▶ **What you need to do**
Look through the records that follow. Copy every line containing the word "hager".

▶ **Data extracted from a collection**
++++++++
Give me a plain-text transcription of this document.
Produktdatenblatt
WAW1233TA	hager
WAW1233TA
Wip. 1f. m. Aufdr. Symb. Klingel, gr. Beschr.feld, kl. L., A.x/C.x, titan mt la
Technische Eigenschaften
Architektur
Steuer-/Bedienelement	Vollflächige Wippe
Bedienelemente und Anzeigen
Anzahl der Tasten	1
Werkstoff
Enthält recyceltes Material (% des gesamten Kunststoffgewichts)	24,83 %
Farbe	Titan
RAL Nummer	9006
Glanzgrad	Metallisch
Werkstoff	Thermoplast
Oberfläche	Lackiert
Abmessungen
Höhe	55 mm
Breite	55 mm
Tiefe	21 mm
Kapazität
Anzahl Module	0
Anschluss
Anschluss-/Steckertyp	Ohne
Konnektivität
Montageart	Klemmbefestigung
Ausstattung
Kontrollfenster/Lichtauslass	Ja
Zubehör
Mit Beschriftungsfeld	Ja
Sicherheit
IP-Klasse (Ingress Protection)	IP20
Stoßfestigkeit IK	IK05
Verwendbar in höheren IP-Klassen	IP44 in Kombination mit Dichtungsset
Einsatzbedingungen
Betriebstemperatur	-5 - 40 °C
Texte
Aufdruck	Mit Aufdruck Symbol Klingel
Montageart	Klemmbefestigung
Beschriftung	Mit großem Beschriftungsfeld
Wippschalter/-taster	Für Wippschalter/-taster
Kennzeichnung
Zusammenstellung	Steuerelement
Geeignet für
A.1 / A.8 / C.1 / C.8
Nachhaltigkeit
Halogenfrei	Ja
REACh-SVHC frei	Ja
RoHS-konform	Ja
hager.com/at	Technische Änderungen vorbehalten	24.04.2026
++++++++
▶ **Task solution**
WAW1233TA	hager
hager.com/at	Technische Änderungen vorbehalten	24.04.2026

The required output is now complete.